All the data must come back unchanged, except that pictures are left out.

• Raw data
## Start

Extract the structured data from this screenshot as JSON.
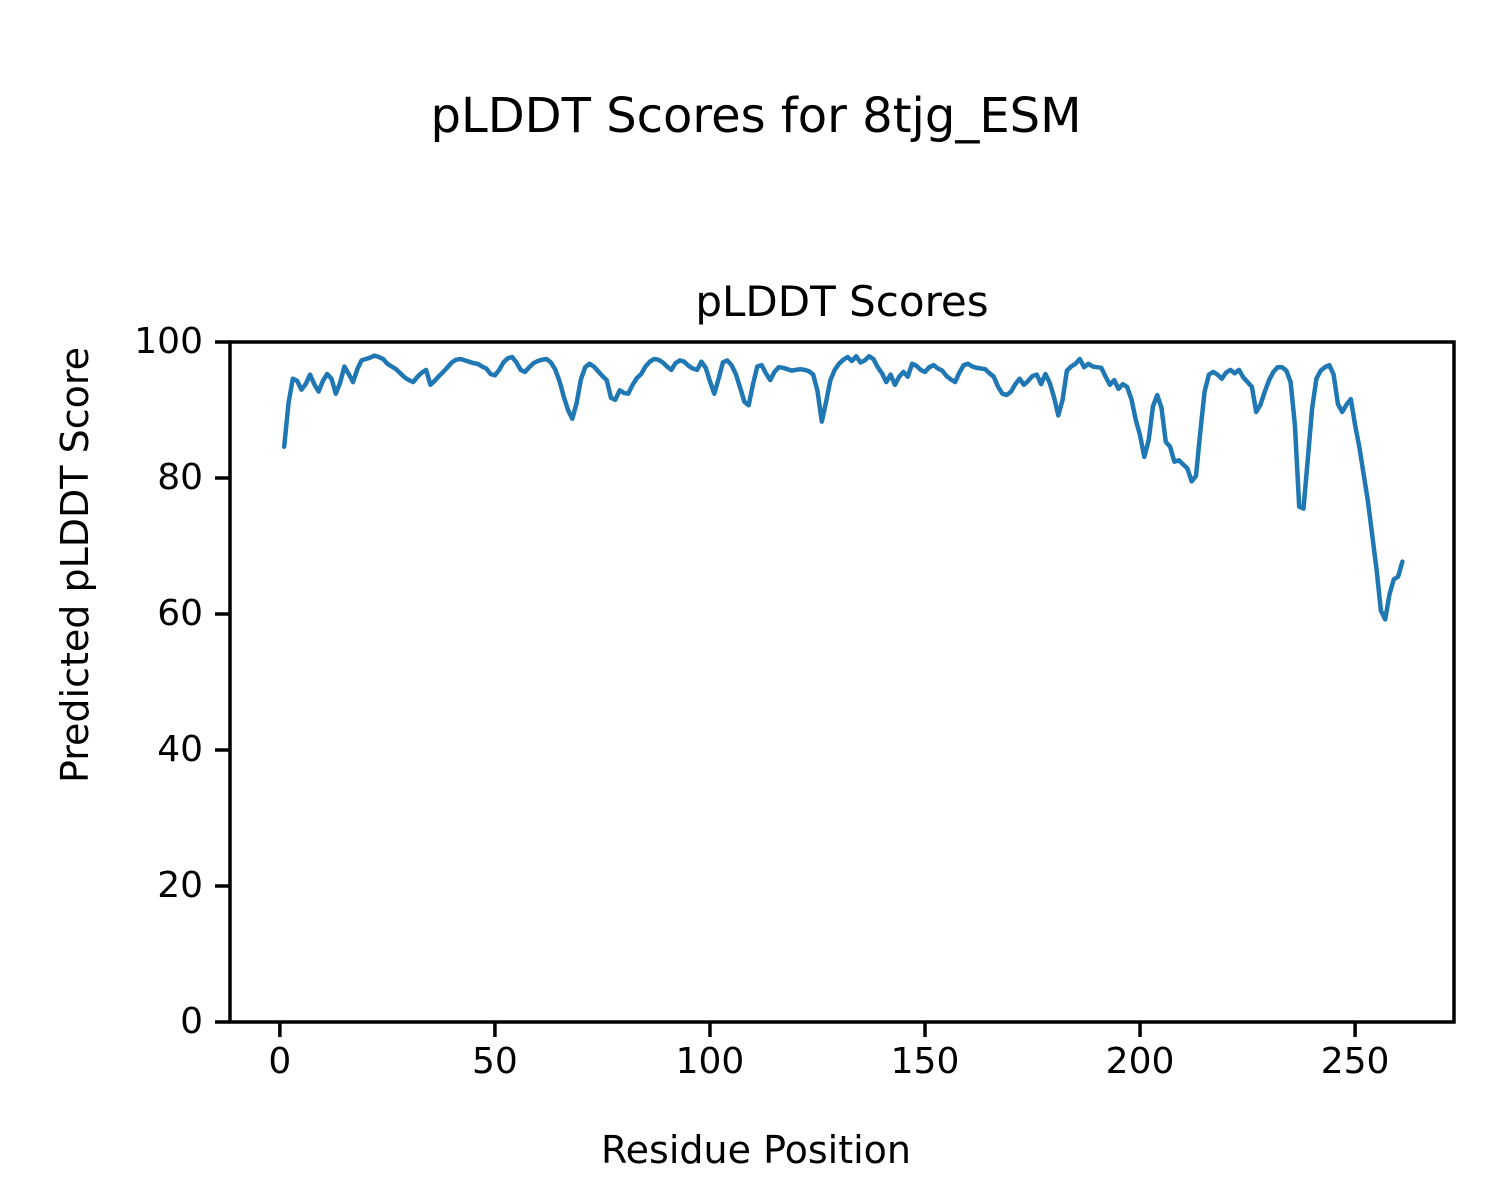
{
  "chart_data": {
    "type": "line",
    "figure_title": "pLDDT Scores for 8tjg_ESM",
    "axes_title": "pLDDT Scores",
    "xlabel": "Residue Position",
    "ylabel": "Predicted pLDDT Score",
    "x_ticks": [
      0,
      50,
      100,
      150,
      200,
      250
    ],
    "y_ticks": [
      0,
      20,
      40,
      60,
      80,
      100
    ],
    "xlim": [
      -11.6,
      273.0
    ],
    "ylim": [
      0,
      100
    ],
    "grid": false,
    "legend": "none",
    "line_color": "#1f77b4",
    "axis_color": "#000000",
    "background_color": "#ffffff",
    "series": [
      {
        "name": "pLDDT",
        "x_start": 1,
        "x_step": 1,
        "y": [
          84.6,
          91.0,
          94.6,
          94.3,
          93.0,
          93.8,
          95.2,
          93.8,
          92.7,
          94.3,
          95.3,
          94.6,
          92.4,
          94.0,
          96.4,
          95.3,
          94.1,
          96.0,
          97.3,
          97.5,
          97.7,
          98.0,
          97.8,
          97.5,
          96.8,
          96.4,
          96.0,
          95.4,
          94.8,
          94.4,
          94.1,
          94.9,
          95.5,
          95.9,
          93.7,
          94.3,
          95.0,
          95.6,
          96.3,
          97.0,
          97.4,
          97.5,
          97.3,
          97.1,
          96.9,
          96.8,
          96.4,
          96.1,
          95.3,
          95.1,
          95.9,
          97.0,
          97.6,
          97.8,
          97.0,
          95.9,
          95.6,
          96.3,
          96.9,
          97.2,
          97.4,
          97.5,
          97.0,
          96.0,
          94.3,
          92.0,
          90.0,
          88.7,
          91.0,
          94.5,
          96.3,
          96.8,
          96.4,
          95.7,
          95.0,
          94.4,
          91.8,
          91.5,
          92.9,
          92.5,
          92.4,
          93.7,
          94.7,
          95.3,
          96.4,
          97.1,
          97.5,
          97.4,
          97.0,
          96.4,
          95.9,
          96.9,
          97.3,
          97.1,
          96.5,
          96.1,
          95.9,
          97.1,
          96.2,
          94.2,
          92.4,
          94.6,
          97.0,
          97.3,
          96.6,
          95.3,
          93.3,
          91.2,
          90.7,
          93.8,
          96.4,
          96.6,
          95.4,
          94.4,
          95.6,
          96.3,
          96.2,
          96.0,
          95.8,
          95.9,
          96.0,
          95.9,
          95.7,
          95.2,
          92.8,
          88.3,
          91.2,
          94.4,
          95.9,
          96.8,
          97.4,
          97.8,
          97.2,
          97.9,
          97.0,
          97.3,
          97.9,
          97.5,
          96.3,
          95.4,
          94.1,
          95.2,
          93.7,
          94.9,
          95.6,
          94.9,
          96.8,
          96.5,
          95.9,
          95.6,
          96.3,
          96.6,
          96.1,
          95.8,
          95.0,
          94.5,
          94.1,
          95.5,
          96.6,
          96.8,
          96.4,
          96.2,
          96.1,
          96.0,
          95.4,
          94.9,
          93.4,
          92.4,
          92.2,
          92.7,
          93.8,
          94.6,
          93.7,
          94.3,
          95.0,
          95.2,
          93.8,
          95.3,
          94.0,
          91.9,
          89.2,
          91.5,
          95.8,
          96.4,
          96.8,
          97.5,
          96.3,
          96.8,
          96.4,
          96.3,
          96.2,
          94.9,
          93.7,
          94.4,
          93.1,
          93.8,
          93.4,
          91.6,
          88.6,
          86.3,
          83.1,
          85.5,
          90.5,
          92.2,
          90.3,
          85.3,
          84.6,
          82.4,
          82.6,
          82.0,
          81.4,
          79.5,
          80.3,
          86.8,
          92.7,
          95.2,
          95.6,
          95.2,
          94.6,
          95.5,
          95.9,
          95.4,
          95.9,
          94.8,
          94.1,
          93.4,
          89.7,
          90.8,
          92.7,
          94.4,
          95.6,
          96.3,
          96.3,
          95.8,
          94.1,
          87.8,
          75.8,
          75.5,
          82.8,
          90.2,
          94.6,
          95.8,
          96.3,
          96.6,
          95.2,
          90.9,
          89.7,
          90.8,
          91.6,
          87.8,
          84.5,
          80.5,
          76.5,
          71.5,
          66.5,
          60.5,
          59.2,
          62.9,
          65.1,
          65.5,
          67.7
        ]
      }
    ]
  }
}
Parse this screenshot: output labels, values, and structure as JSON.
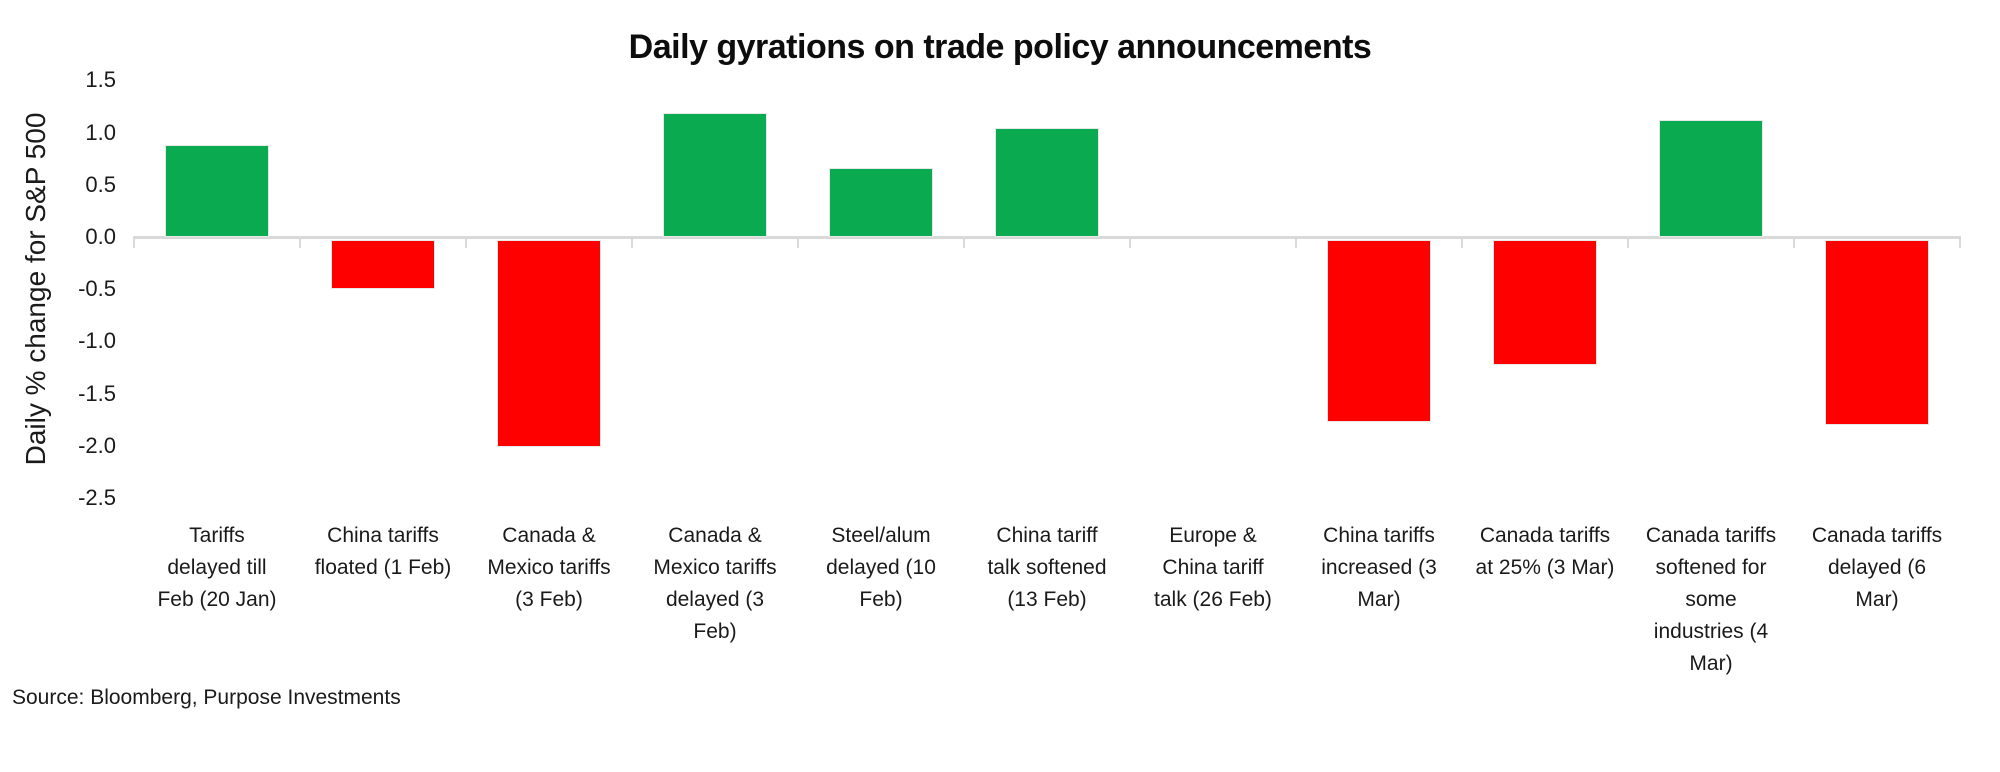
{
  "source": "Source: Bloomberg, Purpose Investments",
  "chart_data": {
    "type": "bar",
    "title": "Daily gyrations on trade policy announcements",
    "xlabel": "",
    "ylabel": "Daily % change for S&P 500",
    "ylim": [
      -2.5,
      1.5
    ],
    "yticks": [
      1.5,
      1.0,
      0.5,
      0.0,
      -0.5,
      -1.0,
      -1.5,
      -2.0,
      -2.5
    ],
    "grid": false,
    "legend_position": "none",
    "positive_color": "#0aaa50",
    "negative_color": "#ff0000",
    "axis_color": "#d9d9d9",
    "categories": [
      "Tariffs\ndelayed till\nFeb (20 Jan)",
      "China tariffs\nfloated (1 Feb)",
      "Canada &\nMexico tariffs\n(3 Feb)",
      "Canada &\nMexico tariffs\ndelayed (3\nFeb)",
      "Steel/alum\ndelayed (10\nFeb)",
      "China tariff\ntalk softened\n(13 Feb)",
      "Europe &\nChina tariff\ntalk (26 Feb)",
      "China tariffs\nincreased (3\nMar)",
      "Canada tariffs\nat 25% (3 Mar)",
      "Canada tariffs\nsoftened for\nsome\nindustries (4\nMar)",
      "Canada tariffs\ndelayed (6\nMar)"
    ],
    "values": [
      0.88,
      -0.5,
      -2.01,
      1.19,
      0.66,
      1.04,
      0,
      -1.77,
      -1.23,
      1.12,
      -1.8
    ]
  }
}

## End

• The solution
Extract the structured data from this screenshot as JSON.
{
  "chart_data": {
    "type": "line",
    "figure_title": "pLDDT Scores for 8tjg_ESM",
    "axes_title": "pLDDT Scores",
    "xlabel": "Residue Position",
    "ylabel": "Predicted pLDDT Score",
    "x_ticks": [
      0,
      50,
      100,
      150,
      200,
      250
    ],
    "y_ticks": [
      0,
      20,
      40,
      60,
      80,
      100
    ],
    "xlim": [
      -11.6,
      273.0
    ],
    "ylim": [
      0,
      100
    ],
    "grid": false,
    "legend": "none",
    "line_color": "#1f77b4",
    "axis_color": "#000000",
    "background_color": "#ffffff",
    "series": [
      {
        "name": "pLDDT",
        "x_start": 1,
        "x_step": 1,
        "y": [
          84.6,
          91.0,
          94.6,
          94.3,
          93.0,
          93.8,
          95.2,
          93.8,
          92.7,
          94.3,
          95.3,
          94.6,
          92.4,
          94.0,
          96.4,
          95.3,
          94.1,
          96.0,
          97.3,
          97.5,
          97.7,
          98.0,
          97.8,
          97.5,
          96.8,
          96.4,
          96.0,
          95.4,
          94.8,
          94.4,
          94.1,
          94.9,
          95.5,
          95.9,
          93.7,
          94.3,
          95.0,
          95.6,
          96.3,
          97.0,
          97.4,
          97.5,
          97.3,
          97.1,
          96.9,
          96.8,
          96.4,
          96.1,
          95.3,
          95.1,
          95.9,
          97.0,
          97.6,
          97.8,
          97.0,
          95.9,
          95.6,
          96.3,
          96.9,
          97.2,
          97.4,
          97.5,
          97.0,
          96.0,
          94.3,
          92.0,
          90.0,
          88.7,
          91.0,
          94.5,
          96.3,
          96.8,
          96.4,
          95.7,
          95.0,
          94.4,
          91.8,
          91.5,
          92.9,
          92.5,
          92.4,
          93.7,
          94.7,
          95.3,
          96.4,
          97.1,
          97.5,
          97.4,
          97.0,
          96.4,
          95.9,
          96.9,
          97.3,
          97.1,
          96.5,
          96.1,
          95.9,
          97.1,
          96.2,
          94.2,
          92.4,
          94.6,
          97.0,
          97.3,
          96.6,
          95.3,
          93.3,
          91.2,
          90.7,
          93.8,
          96.4,
          96.6,
          95.4,
          94.4,
          95.6,
          96.3,
          96.2,
          96.0,
          95.8,
          95.9,
          96.0,
          95.9,
          95.7,
          95.2,
          92.8,
          88.3,
          91.2,
          94.4,
          95.9,
          96.8,
          97.4,
          97.8,
          97.2,
          97.9,
          97.0,
          97.3,
          97.9,
          97.5,
          96.3,
          95.4,
          94.1,
          95.2,
          93.7,
          94.9,
          95.6,
          94.9,
          96.8,
          96.5,
          95.9,
          95.6,
          96.3,
          96.6,
          96.1,
          95.8,
          95.0,
          94.5,
          94.1,
          95.5,
          96.6,
          96.8,
          96.4,
          96.2,
          96.1,
          96.0,
          95.4,
          94.9,
          93.4,
          92.4,
          92.2,
          92.7,
          93.8,
          94.6,
          93.7,
          94.3,
          95.0,
          95.2,
          93.8,
          95.3,
          94.0,
          91.9,
          89.2,
          91.5,
          95.8,
          96.4,
          96.8,
          97.5,
          96.3,
          96.8,
          96.4,
          96.3,
          96.2,
          94.9,
          93.7,
          94.4,
          93.1,
          93.8,
          93.4,
          91.6,
          88.6,
          86.3,
          83.1,
          85.5,
          90.5,
          92.2,
          90.3,
          85.3,
          84.6,
          82.4,
          82.6,
          82.0,
          81.4,
          79.5,
          80.3,
          86.8,
          92.7,
          95.2,
          95.6,
          95.2,
          94.6,
          95.5,
          95.9,
          95.4,
          95.9,
          94.8,
          94.1,
          93.4,
          89.7,
          90.8,
          92.7,
          94.4,
          95.6,
          96.3,
          96.3,
          95.8,
          94.1,
          87.8,
          75.8,
          75.5,
          82.8,
          90.2,
          94.6,
          95.8,
          96.3,
          96.6,
          95.2,
          90.9,
          89.7,
          90.8,
          91.6,
          87.8,
          84.5,
          80.5,
          76.5,
          71.5,
          66.5,
          60.5,
          59.2,
          62.9,
          65.1,
          65.5,
          67.7
        ]
      }
    ]
  }
}
Parse this screenshot: output labels, values, and structure as JSON.
{
  "source": "Source: Bloomberg, Purpose Investments",
  "chart_data": {
    "type": "bar",
    "title": "Daily gyrations on trade policy announcements",
    "xlabel": "",
    "ylabel": "Daily % change for S&P 500",
    "ylim": [
      -2.5,
      1.5
    ],
    "yticks": [
      1.5,
      1.0,
      0.5,
      0.0,
      -0.5,
      -1.0,
      -1.5,
      -2.0,
      -2.5
    ],
    "grid": false,
    "legend_position": "none",
    "positive_color": "#0aaa50",
    "negative_color": "#ff0000",
    "axis_color": "#d9d9d9",
    "categories": [
      "Tariffs\ndelayed till\nFeb (20 Jan)",
      "China tariffs\nfloated (1 Feb)",
      "Canada &\nMexico tariffs\n(3 Feb)",
      "Canada &\nMexico tariffs\ndelayed (3\nFeb)",
      "Steel/alum\ndelayed (10\nFeb)",
      "China tariff\ntalk softened\n(13 Feb)",
      "Europe &\nChina tariff\ntalk (26 Feb)",
      "China tariffs\nincreased (3\nMar)",
      "Canada tariffs\nat 25% (3 Mar)",
      "Canada tariffs\nsoftened for\nsome\nindustries (4\nMar)",
      "Canada tariffs\ndelayed (6\nMar)"
    ],
    "values": [
      0.88,
      -0.5,
      -2.01,
      1.19,
      0.66,
      1.04,
      0,
      -1.77,
      -1.23,
      1.12,
      -1.8
    ]
  }
}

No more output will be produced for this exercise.